= Task requirements =
Copy out, character for character, the lines in the items below that begin at the line containing "weekday-label: Ş. [319,118,330,131]" and end after the line containing "day-number: 29 [133,460,152,476]", with both of those lines included. Write nothing else.

= Provided data =
--- begin ---
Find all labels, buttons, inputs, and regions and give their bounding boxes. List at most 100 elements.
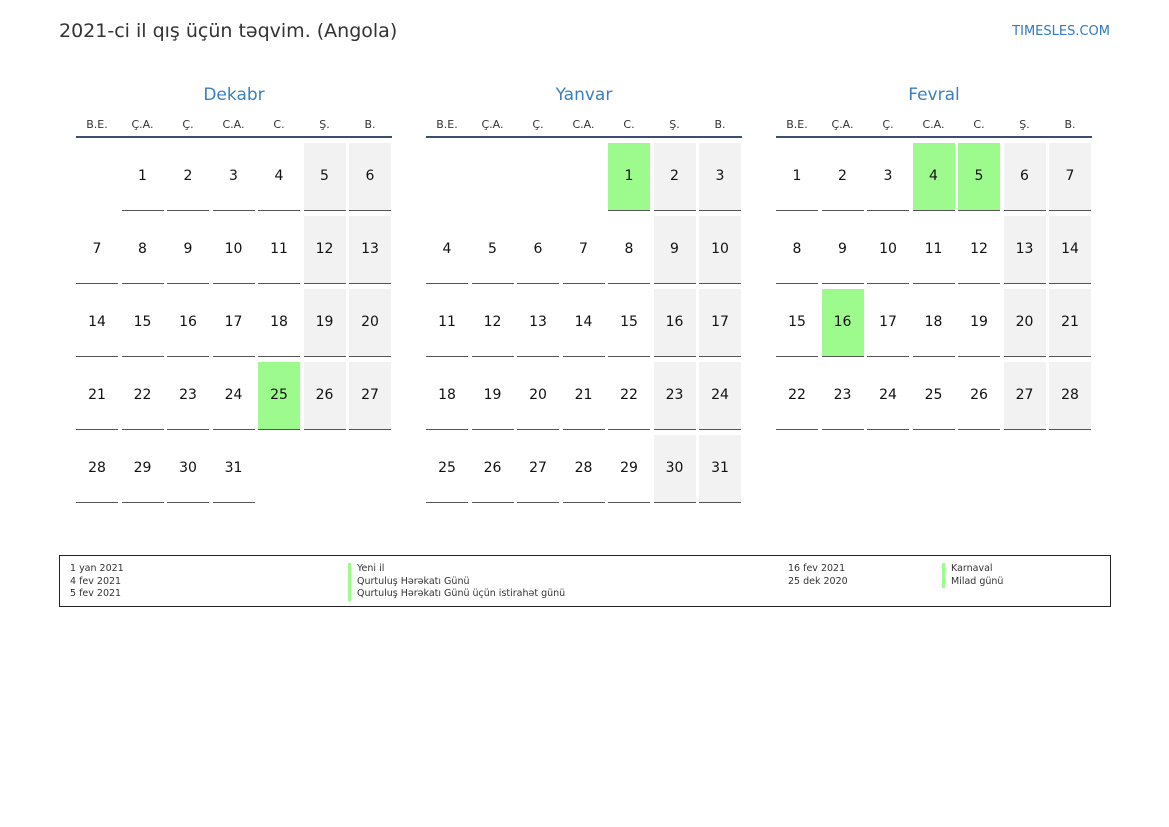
weekday-label: Ş. [319,118,330,131]
day-number: 20 [361,314,379,330]
day-cell: 16 [167,289,209,357]
day-number: 19 [483,387,502,403]
day-number: 9 [670,241,679,257]
day-number: 25 [270,387,288,403]
day-cell: 21 [76,362,118,430]
day-number: 24 [711,387,729,403]
day-number: 13 [529,314,547,330]
day-number: 20 [1015,314,1034,330]
day-cell: 2 [653,143,696,211]
day-number: 22 [620,387,638,403]
day-cell: 20 [349,289,391,357]
day-cell: 28 [76,435,118,503]
month-title: Yanvar [555,85,613,105]
day-cell: 22 [608,362,650,430]
day-cell: 28 [1049,362,1091,430]
day-cell: 14 [76,289,118,357]
weekday-header: B.E. Ç.A. Ç. C.A. C. Ş. B. [76,114,392,138]
day-cell: 15 [776,289,818,357]
day-number: 25 [924,387,943,403]
month-title: Dekabr [203,85,265,105]
day-number: 17 [224,314,243,330]
weekday-label: Ç.A. [131,118,154,131]
day-cell: 23 [167,362,209,430]
day-cell: 26 [303,362,346,430]
day-cell-holiday: 16 [821,289,864,357]
day-number: 16 [179,314,197,330]
day-cell: 31 [699,435,741,503]
day-cell: 27 [349,362,391,430]
day-number: 30 [179,460,197,476]
day-number: 19 [315,314,334,330]
day-number: 10 [879,241,897,257]
day-number: 24 [879,387,897,403]
day-cell: 31 [212,435,255,503]
day-cell: 28 [562,435,605,503]
day-number: 27 [1015,387,1034,403]
day-grid: 1 2 3 4 5 6 7 8 9 10 11 12 13 14 15 16 17 18 19 20 21 22 23 24 2… [76,138,392,508]
day-cell: 14 [562,289,605,357]
day-cell: 10 [212,216,255,284]
legend-holiday-name: Qurtuluş Hərəkatı Günü [348,575,565,588]
day-number: 3 [883,168,893,184]
weekday-label: B.E. [86,118,108,131]
day-number: 30 [665,460,684,476]
day-cell: 2 [821,143,864,211]
day-number: 22 [788,387,806,403]
day-number: 29 [133,460,152,476]
day-cell: 30 [653,435,696,503]
day-number: 7 [1065,168,1075,184]
day-cell: 22 [776,362,818,430]
day-number: 19 [970,314,988,330]
weekday-label: Ş. [1019,118,1030,131]
day-number: 16 [665,314,684,330]
day-number: 28 [1061,387,1079,403]
day-number: 26 [315,387,334,403]
day-number: 15 [620,314,638,330]
day-cell: 26 [958,362,1000,430]
day-number: 23 [833,387,852,403]
day-cell: 12 [958,216,1000,284]
legend-date: 16 fev 2021 [788,563,846,574]
weekday-label: Ç.A. [481,118,504,131]
weekday-header: B.E. Ç.A. Ç. C.A. C. Ş. B. [776,114,1092,138]
legend-date: 5 fev 2021 [70,588,122,599]
day-number: 21 [574,387,593,403]
legend-holiday-name: Milad günü [942,575,1003,588]
day-cell: 20 [517,362,559,430]
site-link[interactable]: TIMESLES.COM [1012,24,1110,39]
day-cell: 13 [349,216,391,284]
day-number: 14 [1061,241,1079,257]
day-number: 5 [320,168,329,184]
day-cell: 19 [471,362,514,430]
day-cell: 11 [426,289,468,357]
weekday-label: Ç.A. [831,118,854,131]
day-cell: 3 [699,143,741,211]
month-yanvar: Yanvar B.E. Ç.A. Ç. C.A. C. Ş. B. 1 2 3 4 5 6 7 8 9 10 1… [426,84,742,508]
weekday-label: Ş. [669,118,680,131]
weekday-label: B.E. [786,118,808,131]
day-cell: 15 [608,289,650,357]
day-cell: 12 [471,289,514,357]
day-number: 1 [624,168,634,184]
day-cell: 1 [121,143,164,211]
day-number: 14 [574,314,593,330]
legend-dates-right: 16 fev 2021 25 dek 2020 [788,563,848,588]
day-number: 7 [92,241,102,257]
day-number: 11 [438,314,456,330]
day-cell: 7 [562,216,605,284]
day-cell: 23 [821,362,864,430]
day-number: 29 [620,460,638,476]
weekday-label: B.E. [436,118,458,131]
day-cell: 21 [562,362,605,430]
day-number: 23 [179,387,197,403]
day-cell: 6 [517,216,559,284]
day-number: 4 [274,168,284,184]
day-cell: 18 [426,362,468,430]
weekday-label: Ç. [532,118,544,131]
day-number: 10 [224,241,243,257]
day-cell: 1 [776,143,818,211]
day-number: 3 [229,168,238,184]
day-number: 2 [838,168,847,184]
day-cell: 29 [121,435,164,503]
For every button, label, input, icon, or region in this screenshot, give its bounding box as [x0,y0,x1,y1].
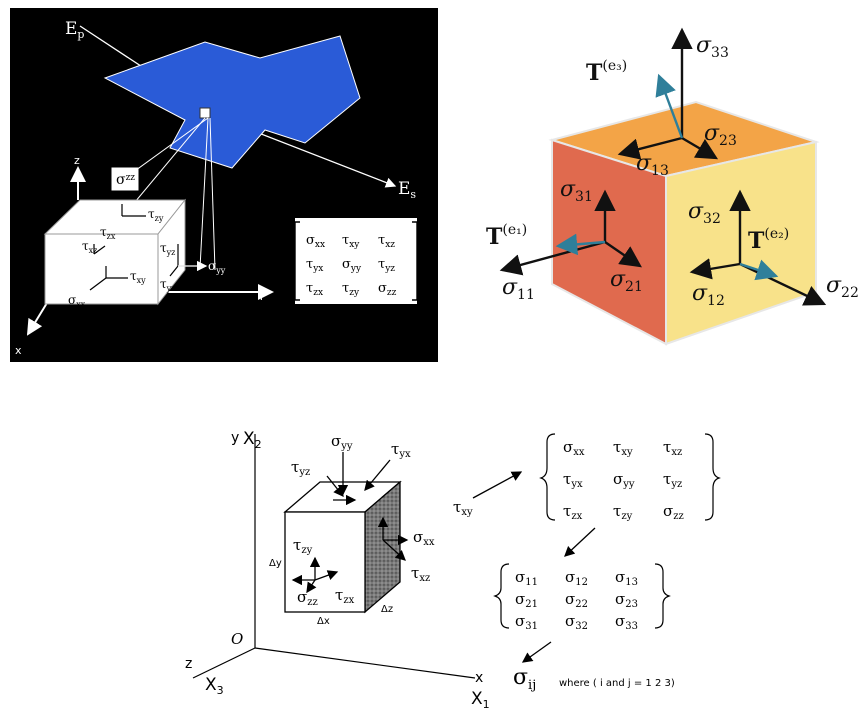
sigma-13-label: σ13 [636,151,669,179]
matrix-xyz-right-brace [704,433,721,521]
matrix-xyz-entries: σxx τxy τxz τyx σyy τyz τzx τzy σzz [563,438,684,522]
matrix-cell: σ12 [565,568,588,588]
axis-z-label: z [74,154,80,167]
stress-component-labels: σ33 σ23 σ13 σ31 σ32 σ21 σ11 σ12 σ22 [502,33,859,309]
matrix-cell: σ23 [615,590,638,610]
stress-element-panel: y X2 z X3 x X1 O σyy τy [175,420,735,711]
matrix-cell: τyx [306,257,323,274]
tau-zx-label: τzx [100,225,116,241]
cube-stress-labels: τzy τzx τxz τyz τxy τyx σxx σyy [68,207,226,309]
tau-xz-label: τxz [411,564,430,584]
axis-x1-label: X1 [471,689,490,711]
delta-x-label: Δx [317,616,330,627]
dimension-labels: Δy Δx Δz [269,558,393,627]
matrix-cell: σ31 [515,612,538,632]
cauchy-cube-diagram: σ33 σ23 σ13 σ31 σ32 σ21 σ11 σ12 σ22 T(e₃… [486,27,859,346]
axis-x-label: x [475,670,483,686]
matrix-cell: τzx [306,281,323,298]
matrix-cell: τzy [613,502,633,522]
sigma-11-label: σ11 [502,275,535,303]
stress-plane-panel: Ep Es z Y x σzz τzy [10,8,438,362]
matrix-123-left-brace [493,563,510,629]
matrix-cell: σxx [563,438,585,458]
sigma-33-label: σ33 [696,33,729,61]
axis-y-label: y [231,430,239,446]
delta-z-label: Δz [381,604,393,615]
tau-xz-label: τxz [82,239,97,255]
stress-element-diagram: y X2 z X3 x X1 O σyy τy [185,429,721,711]
matrix-cell: τxz [378,233,395,250]
matrix-cell: σ13 [615,568,638,588]
tau-yx-label: τyx [160,277,176,293]
stress-matrix-box [295,218,417,304]
matrix-cell: σ21 [515,590,538,610]
sigma-23-label: σ23 [704,121,737,149]
sigma-yy-label: σyy [331,432,353,452]
stress-plane-diagram: Ep Es z Y x σzz τzy [15,19,418,357]
sigma-zz-label: σzz [297,588,318,608]
sigma-xx-label: σxx [413,528,435,548]
sigma-zz-label: σzz [116,172,135,188]
tau-xy-label: τxy [453,498,473,518]
axis-z-label: z [185,656,192,672]
cube-front-face [44,233,159,305]
traction-e2-label: T(e₂) [748,226,789,254]
matrix-cell: σyy [613,470,635,490]
matrix-cell: τzy [342,281,360,298]
sigma-ij-label: σij [513,665,536,693]
sigma-31-label: σ31 [560,177,593,205]
origin-label: O [231,630,243,648]
matrix-cell: σ22 [565,590,588,610]
tau-yz-label: τyz [160,241,175,257]
plane-axis-label-right: Es [398,179,416,201]
matrix-cell: σ11 [515,568,538,588]
matrix-cell: τxz [663,438,682,458]
cauchy-cube-panel: σ33 σ23 σ13 σ31 σ32 σ21 σ11 σ12 σ22 T(e₃… [470,8,865,360]
matrix-cell: τxy [613,438,633,458]
delta-y-label: Δy [269,558,282,569]
traction-labels: T(e₃) T(e₁) T(e₂) [486,58,789,254]
sigma-22-label: σ22 [826,273,859,301]
matrix-cell: τyz [378,257,395,274]
sigma-zz-box [111,167,139,191]
stress-matrix-entries: σxx τxy τxz τyx σyy τyz τzx τzy σzz [306,233,397,298]
matrix-cell: τzx [563,502,583,522]
matrix-cell: σ33 [615,612,638,632]
cube-stress-labels: σyy τyz τyx τxy τzy σzz τzx σxx τxz [291,432,473,608]
axis-x2-label: X2 [243,429,262,451]
tau-yz-label: τyz [291,458,310,478]
matrix-cell: τxy [342,233,360,250]
axis-y-label: Y [257,290,265,303]
sigma-xx-label: σxx [68,293,86,309]
where-note: where ( i and j = 1 2 3) [559,678,675,689]
matrix-cell: σ32 [565,612,588,632]
matrix-123-right-brace [654,563,671,629]
cutting-plane [103,35,361,169]
sigma-21-label: σ21 [610,267,643,295]
matrix-cell: τyz [663,470,682,490]
matrix-cell: σzz [663,502,684,522]
tau-zx-label: τzx [335,586,355,606]
tau-yx-label: τyx [391,440,411,460]
traction-e3-label: T(e₃) [586,58,627,86]
cube-front-face [284,511,366,613]
matrix-123-entries: σ11 σ12 σ13 σ21 σ22 σ23 σ31 σ32 σ33 [515,568,638,632]
matrix-cell: σzz [378,281,397,298]
sigma-12-label: σ12 [692,281,725,309]
matrix-cell: σxx [306,233,325,250]
tau-xy-label: τxy [130,269,146,285]
traction-e1-label: T(e₁) [486,222,527,250]
axis-x-label: x [15,344,22,357]
tau-zy-label: τzy [293,536,313,556]
matrix-cell: τyx [563,470,583,490]
probe-point [199,107,211,119]
sigma-yy-label: σyy [208,259,226,275]
sigma-32-label: σ32 [688,199,721,227]
matrix-xyz-left-brace [539,433,556,521]
tau-zy-label: τzy [148,207,164,223]
matrix-cell: σyy [342,257,362,274]
axis-x3-label: X3 [205,675,224,697]
plane-axis-label-top: Ep [65,19,84,41]
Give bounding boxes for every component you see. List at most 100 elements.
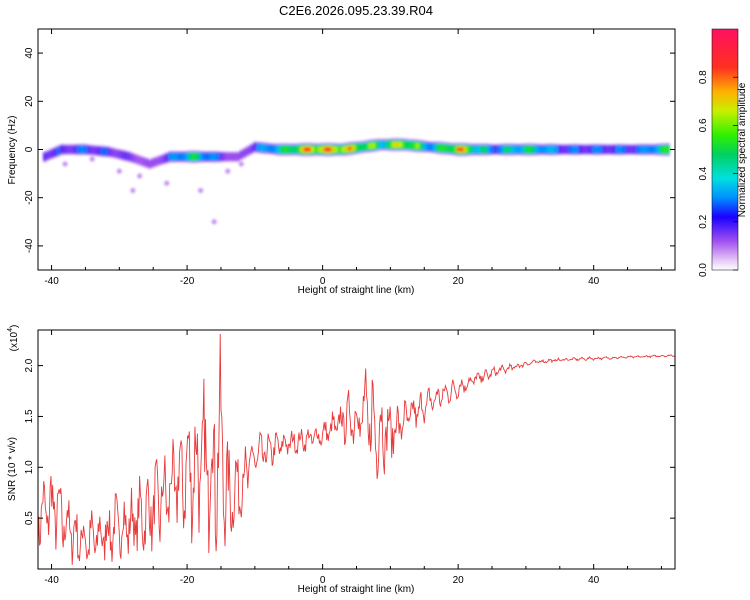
heatmap-cell [148, 159, 152, 168]
bottom-y-axis: 0.5 1.0 1.5 2.0 [24, 358, 675, 525]
colorbar-tick-label: 0.2 [698, 214, 709, 228]
colorbar-tick-label: 0.6 [698, 118, 709, 132]
heatmap-cell [425, 142, 430, 151]
svg-text:(x104): (x104) [7, 325, 20, 352]
heatmap-cell [547, 145, 552, 154]
heatmap-cell [93, 146, 98, 155]
bottom-y-tick-label: 0.5 [24, 511, 35, 525]
heatmap-cell [432, 143, 437, 152]
snr-series-line [38, 333, 675, 565]
heatmap-cell [615, 145, 620, 154]
heatmap-speck [137, 173, 143, 179]
heatmap-cell [195, 153, 200, 161]
heatmap-cell [219, 152, 223, 162]
heatmap-cell [605, 145, 610, 154]
heatmap-cell [649, 145, 654, 154]
heatmap-cell [56, 147, 61, 155]
heatmap-cell [656, 145, 660, 154]
heatmap-cell [629, 145, 633, 154]
heatmap-cell [646, 145, 650, 154]
heatmap-layer [42, 137, 671, 225]
heatmap-cell [659, 146, 664, 153]
colorbar-tick-label: 0.8 [698, 70, 709, 84]
heatmap-cell [317, 146, 322, 153]
heatmap-cell [307, 147, 311, 152]
heatmap-cell [314, 145, 318, 154]
heatmap-cell [286, 146, 291, 153]
heatmap-cell [215, 152, 220, 161]
heatmap-cell [564, 145, 569, 154]
heatmap-cell [439, 144, 444, 152]
heatmap-cell [324, 147, 328, 152]
colorbar: 0.0 0.2 0.4 0.6 0.8 Normalized spectral ampl… [698, 28, 748, 277]
heatmap-cell [269, 144, 274, 153]
heatmap-cell [507, 146, 511, 153]
heatmap-cell [493, 145, 498, 154]
heatmap-cell [249, 144, 254, 154]
bottom-x-tick-label: 20 [453, 575, 465, 586]
heatmap-cell [510, 145, 515, 154]
heatmap-cell [476, 145, 481, 154]
heatmap-cell [320, 146, 325, 153]
heatmap-cell [591, 145, 596, 154]
heatmap-cell [652, 145, 657, 154]
heatmap-cell [171, 152, 176, 161]
heatmap-cell [175, 152, 179, 161]
heatmap-cell [229, 152, 233, 161]
heatmap-cell [622, 145, 626, 154]
heatmap-cell [632, 145, 637, 154]
heatmap-speck [211, 219, 217, 225]
heatmap-cell [405, 141, 410, 149]
heatmap-cell [276, 145, 281, 154]
heatmap-cell [131, 153, 135, 163]
heatmap-cell [456, 147, 460, 152]
heatmap-cell [551, 145, 555, 154]
heatmap-cell [341, 146, 345, 153]
heatmap-cell [625, 145, 630, 154]
heatmap-speck [238, 161, 244, 167]
y-multiplier-base: (x10 [9, 331, 20, 351]
heatmap-speck [198, 187, 204, 193]
top-y-axis-label: Frequency (Hz) [7, 116, 18, 185]
heatmap-cell [541, 145, 545, 154]
bottom-x-tick-label: 40 [588, 575, 600, 586]
heatmap-cell [141, 157, 145, 166]
heatmap-cell [534, 145, 538, 154]
heatmap-cell [449, 145, 454, 153]
heatmap-cell [303, 147, 308, 152]
heatmap-cell [100, 147, 105, 156]
heatmap-cell [161, 154, 166, 164]
top-y-tick-label: -20 [24, 190, 35, 205]
heatmap-cell [222, 152, 227, 161]
heatmap-cell [442, 144, 447, 152]
heatmap-cell [608, 145, 613, 154]
heatmap-cell [253, 142, 257, 152]
heatmap-cell [639, 145, 643, 154]
heatmap-cell [273, 145, 277, 154]
heatmap-speck [130, 187, 136, 193]
heatmap-cell [63, 145, 67, 154]
heatmap-cell [110, 148, 115, 157]
heatmap-cell [375, 141, 379, 149]
heatmap-cell [337, 146, 342, 153]
bottom-y-tick-label: 2.0 [24, 358, 35, 372]
heatmap-cell [205, 152, 210, 161]
heatmap-cell [124, 151, 128, 161]
heatmap-cell [97, 146, 101, 156]
heatmap-cell [202, 152, 206, 161]
heatmap-cell [578, 145, 582, 154]
heatmap-cell [554, 145, 559, 154]
heatmap-cell [429, 143, 433, 151]
heatmap-cell [422, 142, 427, 151]
heatmap-cell [49, 149, 54, 159]
heatmap-cell [364, 143, 369, 150]
heatmap-cell [574, 145, 579, 154]
heatmap-cell [581, 145, 586, 154]
bottom-y-tick-label: 1.0 [24, 460, 35, 474]
heatmap-cell [236, 152, 240, 161]
heatmap-cell [259, 143, 264, 152]
heatmap-cell [436, 144, 440, 152]
heatmap-cell [612, 145, 616, 154]
heatmap-cell [168, 152, 172, 161]
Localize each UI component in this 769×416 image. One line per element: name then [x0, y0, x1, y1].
--- end ---
= Solution for this problem =
weekday-label: Ş. [319,118,330,131]
day-number: 20 [361,314,379,330]
day-cell: 16 [167,289,209,357]
day-number: 19 [483,387,502,403]
day-number: 9 [670,241,679,257]
day-number: 25 [270,387,288,403]
day-cell: 21 [76,362,118,430]
day-number: 24 [711,387,729,403]
day-number: 13 [529,314,547,330]
day-number: 20 [1015,314,1034,330]
day-cell: 2 [653,143,696,211]
day-number: 22 [620,387,638,403]
day-cell: 20 [349,289,391,357]
day-cell: 28 [76,435,118,503]
month-title: Yanvar [555,85,613,105]
day-cell: 22 [608,362,650,430]
day-cell: 28 [1049,362,1091,430]
day-cell: 14 [76,289,118,357]
weekday-header: B.E. Ç.A. Ç. C.A. C. Ş. B. [76,114,392,138]
day-cell: 15 [776,289,818,357]
day-number: 25 [924,387,943,403]
month-title: Dekabr [203,85,265,105]
day-number: 17 [224,314,243,330]
weekday-label: Ç.A. [131,118,154,131]
day-cell: 23 [167,362,209,430]
day-cell: 26 [303,362,346,430]
day-cell-holiday: 16 [821,289,864,357]
day-number: 16 [179,314,197,330]
day-cell: 31 [699,435,741,503]
day-cell: 27 [349,362,391,430]
day-number: 30 [179,460,197,476]
day-number: 19 [315,314,334,330]
day-number: 10 [879,241,897,257]
day-number: 24 [879,387,897,403]
day-cell: 31 [212,435,255,503]
day-cell: 28 [562,435,605,503]
day-number: 27 [1015,387,1034,403]
day-grid: 1 2 3 4 5 6 7 8 9 10 11 12 13 14 15 16 17 18 19 20 21 22 23 24 2… [76,138,392,508]
day-cell: 14 [562,289,605,357]
day-cell: 10 [212,216,255,284]
legend-holiday-name: Qurtuluş Hərəkatı Günü [348,575,565,588]
day-number: 3 [883,168,893,184]
weekday-label: B.E. [86,118,108,131]
day-number: 30 [665,460,684,476]
day-cell: 2 [821,143,864,211]
day-number: 22 [788,387,806,403]
day-number: 29 [133,460,152,476]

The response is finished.